(CHALLENGE)
Please quote every item below word for word, keeping each line as it stands.

(GIVEN ENTRIES)
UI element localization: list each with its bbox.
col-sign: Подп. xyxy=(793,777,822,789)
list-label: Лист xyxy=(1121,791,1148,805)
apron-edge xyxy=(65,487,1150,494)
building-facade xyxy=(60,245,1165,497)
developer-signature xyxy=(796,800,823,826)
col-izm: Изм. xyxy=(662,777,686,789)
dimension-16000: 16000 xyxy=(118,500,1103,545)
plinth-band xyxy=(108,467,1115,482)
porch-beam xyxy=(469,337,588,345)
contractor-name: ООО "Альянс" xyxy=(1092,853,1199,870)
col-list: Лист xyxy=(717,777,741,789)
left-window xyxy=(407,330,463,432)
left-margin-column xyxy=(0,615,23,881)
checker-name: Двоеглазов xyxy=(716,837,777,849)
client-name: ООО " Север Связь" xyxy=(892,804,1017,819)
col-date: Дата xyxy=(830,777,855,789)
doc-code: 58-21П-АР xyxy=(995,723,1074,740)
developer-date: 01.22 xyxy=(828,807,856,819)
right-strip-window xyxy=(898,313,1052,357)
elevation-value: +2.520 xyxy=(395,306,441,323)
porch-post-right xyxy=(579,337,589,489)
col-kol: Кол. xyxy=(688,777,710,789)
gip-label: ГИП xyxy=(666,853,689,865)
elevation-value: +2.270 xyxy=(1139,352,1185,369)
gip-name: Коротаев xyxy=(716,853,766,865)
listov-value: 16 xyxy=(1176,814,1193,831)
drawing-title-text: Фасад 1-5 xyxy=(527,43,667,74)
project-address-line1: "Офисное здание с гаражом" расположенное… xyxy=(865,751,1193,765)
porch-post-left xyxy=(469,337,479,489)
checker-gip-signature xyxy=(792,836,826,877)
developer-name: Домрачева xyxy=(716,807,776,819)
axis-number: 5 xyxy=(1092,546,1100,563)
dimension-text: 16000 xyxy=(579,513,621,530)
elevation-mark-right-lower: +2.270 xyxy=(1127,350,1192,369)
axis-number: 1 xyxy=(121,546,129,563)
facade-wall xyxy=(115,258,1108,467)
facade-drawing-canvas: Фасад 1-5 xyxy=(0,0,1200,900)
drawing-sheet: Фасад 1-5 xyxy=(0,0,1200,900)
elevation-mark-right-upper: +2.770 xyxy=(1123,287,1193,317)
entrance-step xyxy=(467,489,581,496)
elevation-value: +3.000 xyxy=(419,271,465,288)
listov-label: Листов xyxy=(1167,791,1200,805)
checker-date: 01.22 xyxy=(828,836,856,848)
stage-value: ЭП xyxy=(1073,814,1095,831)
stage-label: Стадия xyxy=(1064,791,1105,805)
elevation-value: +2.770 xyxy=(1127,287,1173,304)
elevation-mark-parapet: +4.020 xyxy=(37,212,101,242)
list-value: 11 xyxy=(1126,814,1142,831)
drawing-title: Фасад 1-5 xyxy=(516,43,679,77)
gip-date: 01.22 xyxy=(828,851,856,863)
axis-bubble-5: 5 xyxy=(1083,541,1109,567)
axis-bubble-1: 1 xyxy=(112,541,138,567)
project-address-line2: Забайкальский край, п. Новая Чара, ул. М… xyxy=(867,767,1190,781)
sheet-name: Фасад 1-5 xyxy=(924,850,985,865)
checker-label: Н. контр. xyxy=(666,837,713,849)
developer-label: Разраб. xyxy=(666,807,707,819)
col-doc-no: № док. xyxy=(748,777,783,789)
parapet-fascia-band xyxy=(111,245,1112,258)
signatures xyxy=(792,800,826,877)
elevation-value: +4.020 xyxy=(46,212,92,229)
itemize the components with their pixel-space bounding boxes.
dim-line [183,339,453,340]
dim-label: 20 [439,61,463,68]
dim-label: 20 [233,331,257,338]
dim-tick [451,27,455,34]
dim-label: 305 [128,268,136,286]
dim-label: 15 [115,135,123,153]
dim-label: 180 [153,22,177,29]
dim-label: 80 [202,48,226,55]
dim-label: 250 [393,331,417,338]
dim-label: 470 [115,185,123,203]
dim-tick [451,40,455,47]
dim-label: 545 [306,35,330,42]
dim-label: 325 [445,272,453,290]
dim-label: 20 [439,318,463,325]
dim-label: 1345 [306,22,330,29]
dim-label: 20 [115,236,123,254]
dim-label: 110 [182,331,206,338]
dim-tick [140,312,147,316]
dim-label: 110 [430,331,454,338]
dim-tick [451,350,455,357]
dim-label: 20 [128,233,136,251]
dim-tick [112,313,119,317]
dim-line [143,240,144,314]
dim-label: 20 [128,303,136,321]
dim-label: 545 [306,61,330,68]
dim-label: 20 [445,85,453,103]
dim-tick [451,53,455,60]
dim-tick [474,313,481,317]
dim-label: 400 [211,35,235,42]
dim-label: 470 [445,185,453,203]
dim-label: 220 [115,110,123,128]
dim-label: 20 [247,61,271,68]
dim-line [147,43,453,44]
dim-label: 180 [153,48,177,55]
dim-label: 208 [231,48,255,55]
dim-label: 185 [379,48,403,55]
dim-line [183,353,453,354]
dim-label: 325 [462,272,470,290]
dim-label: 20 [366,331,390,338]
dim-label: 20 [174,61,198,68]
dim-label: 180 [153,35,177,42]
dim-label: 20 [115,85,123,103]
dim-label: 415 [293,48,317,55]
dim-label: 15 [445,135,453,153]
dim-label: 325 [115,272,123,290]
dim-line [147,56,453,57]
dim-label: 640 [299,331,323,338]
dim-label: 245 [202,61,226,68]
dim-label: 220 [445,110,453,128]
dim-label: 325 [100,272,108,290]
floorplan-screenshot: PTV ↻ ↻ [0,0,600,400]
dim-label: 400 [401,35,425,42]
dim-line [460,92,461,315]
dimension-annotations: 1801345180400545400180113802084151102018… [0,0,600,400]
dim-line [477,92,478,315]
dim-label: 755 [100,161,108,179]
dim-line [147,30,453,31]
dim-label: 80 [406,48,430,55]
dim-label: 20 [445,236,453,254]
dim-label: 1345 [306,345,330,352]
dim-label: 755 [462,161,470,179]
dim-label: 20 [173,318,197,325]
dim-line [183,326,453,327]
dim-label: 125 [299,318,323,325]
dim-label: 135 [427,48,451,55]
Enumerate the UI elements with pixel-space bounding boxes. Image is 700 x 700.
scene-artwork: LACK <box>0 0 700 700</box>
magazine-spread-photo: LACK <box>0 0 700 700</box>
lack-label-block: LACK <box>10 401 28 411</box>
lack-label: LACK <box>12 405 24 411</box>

(TASK RESPONSE)
UI element localization: list each with its bbox.
col-sign: Подп. xyxy=(793,777,822,789)
list-label: Лист xyxy=(1121,791,1148,805)
apron-edge xyxy=(65,487,1150,494)
building-facade xyxy=(60,245,1165,497)
developer-signature xyxy=(796,800,823,826)
col-izm: Изм. xyxy=(662,777,686,789)
dimension-16000: 16000 xyxy=(118,500,1103,545)
plinth-band xyxy=(108,467,1115,482)
porch-beam xyxy=(469,337,588,345)
contractor-name: ООО "Альянс" xyxy=(1092,853,1199,870)
col-list: Лист xyxy=(717,777,741,789)
left-window xyxy=(407,330,463,432)
left-margin-column xyxy=(0,615,23,881)
checker-name: Двоеглазов xyxy=(716,837,777,849)
client-name: ООО " Север Связь" xyxy=(892,804,1017,819)
col-date: Дата xyxy=(830,777,855,789)
doc-code: 58-21П-АР xyxy=(995,723,1074,740)
developer-date: 01.22 xyxy=(828,807,856,819)
right-strip-window xyxy=(898,313,1052,357)
elevation-value: +2.520 xyxy=(395,306,441,323)
porch-post-right xyxy=(579,337,589,489)
col-kol: Кол. xyxy=(688,777,710,789)
gip-label: ГИП xyxy=(666,853,689,865)
elevation-value: +2.270 xyxy=(1139,352,1185,369)
gip-name: Коротаев xyxy=(716,853,766,865)
listov-value: 16 xyxy=(1176,814,1193,831)
drawing-title-text: Фасад 1-5 xyxy=(527,43,667,74)
project-address-line1: "Офисное здание с гаражом" расположенное… xyxy=(865,751,1193,765)
porch-post-left xyxy=(469,337,479,489)
checker-gip-signature xyxy=(792,836,826,877)
developer-name: Домрачева xyxy=(716,807,776,819)
axis-number: 5 xyxy=(1092,546,1100,563)
dimension-text: 16000 xyxy=(579,513,621,530)
elevation-mark-right-lower: +2.270 xyxy=(1127,350,1192,369)
axis-number: 1 xyxy=(121,546,129,563)
facade-wall xyxy=(115,258,1108,467)
facade-drawing-canvas: Фасад 1-5 xyxy=(0,0,1200,900)
drawing-sheet: Фасад 1-5 xyxy=(0,0,1200,900)
elevation-mark-right-upper: +2.770 xyxy=(1123,287,1193,317)
entrance-step xyxy=(467,489,581,496)
elevation-value: +3.000 xyxy=(419,271,465,288)
listov-label: Листов xyxy=(1167,791,1200,805)
checker-date: 01.22 xyxy=(828,836,856,848)
stage-value: ЭП xyxy=(1073,814,1095,831)
stage-label: Стадия xyxy=(1064,791,1105,805)
elevation-value: +2.770 xyxy=(1127,287,1173,304)
elevation-mark-parapet: +4.020 xyxy=(37,212,101,242)
list-value: 11 xyxy=(1126,814,1142,831)
drawing-title: Фасад 1-5 xyxy=(516,43,679,77)
gip-date: 01.22 xyxy=(828,851,856,863)
axis-bubble-5: 5 xyxy=(1083,541,1109,567)
axis-bubble-1: 1 xyxy=(112,541,138,567)
project-address-line2: Забайкальский край, п. Новая Чара, ул. М… xyxy=(867,767,1190,781)
sheet-name: Фасад 1-5 xyxy=(924,850,985,865)
checker-label: Н. контр. xyxy=(666,837,713,849)
developer-label: Разраб. xyxy=(666,807,707,819)
col-doc-no: № док. xyxy=(748,777,783,789)
parapet-fascia-band xyxy=(111,245,1112,258)
signatures xyxy=(792,800,826,877)
elevation-value: +4.020 xyxy=(46,212,92,229)
itemize the components with their pixel-space bounding boxes.
dim-line [183,339,453,340]
dim-label: 20 [439,61,463,68]
dim-label: 20 [233,331,257,338]
dim-tick [451,27,455,34]
dim-label: 305 [128,268,136,286]
dim-label: 15 [115,135,123,153]
dim-label: 180 [153,22,177,29]
dim-label: 80 [202,48,226,55]
dim-label: 250 [393,331,417,338]
dim-label: 470 [115,185,123,203]
dim-tick [451,40,455,47]
dim-label: 545 [306,35,330,42]
dim-label: 325 [445,272,453,290]
dim-label: 20 [439,318,463,325]
dim-label: 1345 [306,22,330,29]
dim-label: 20 [115,236,123,254]
dim-label: 110 [182,331,206,338]
dim-tick [140,312,147,316]
dim-label: 110 [430,331,454,338]
dim-tick [451,350,455,357]
dim-label: 20 [128,233,136,251]
dim-tick [112,313,119,317]
dim-line [143,240,144,314]
dim-label: 20 [128,303,136,321]
dim-label: 545 [306,61,330,68]
dim-label: 20 [445,85,453,103]
dim-tick [451,53,455,60]
dim-tick [474,313,481,317]
dim-label: 400 [211,35,235,42]
dim-label: 470 [445,185,453,203]
dim-label: 220 [115,110,123,128]
dim-label: 20 [247,61,271,68]
dim-line [147,43,453,44]
dim-label: 180 [153,48,177,55]
dim-label: 208 [231,48,255,55]
dim-label: 185 [379,48,403,55]
dim-line [183,353,453,354]
dim-label: 325 [462,272,470,290]
dim-label: 20 [366,331,390,338]
dim-label: 20 [174,61,198,68]
dim-label: 180 [153,35,177,42]
dim-label: 20 [115,85,123,103]
dim-label: 415 [293,48,317,55]
dim-label: 15 [445,135,453,153]
dim-label: 325 [115,272,123,290]
dim-line [147,56,453,57]
dim-label: 640 [299,331,323,338]
dim-label: 245 [202,61,226,68]
dim-label: 220 [445,110,453,128]
dim-label: 325 [100,272,108,290]
floorplan-screenshot: PTV ↻ ↻ [0,0,600,400]
dim-label: 400 [401,35,425,42]
dim-line [460,92,461,315]
dimension-annotations: 1801345180400545400180113802084151102018… [0,0,600,400]
dim-line [477,92,478,315]
dim-label: 755 [100,161,108,179]
dim-line [147,30,453,31]
dim-label: 80 [406,48,430,55]
dim-label: 20 [445,236,453,254]
dim-label: 1345 [306,345,330,352]
dim-label: 755 [462,161,470,179]
dim-label: 20 [173,318,197,325]
dim-line [183,326,453,327]
dim-label: 125 [299,318,323,325]
dim-label: 135 [427,48,451,55]
Enumerate the UI elements with pixel-space bounding boxes. Image is 700 x 700.
scene-artwork: LACK <box>0 0 700 700</box>
magazine-spread-photo: LACK <box>0 0 700 700</box>
lack-label-block: LACK <box>10 401 28 411</box>
lack-label: LACK <box>12 405 24 411</box>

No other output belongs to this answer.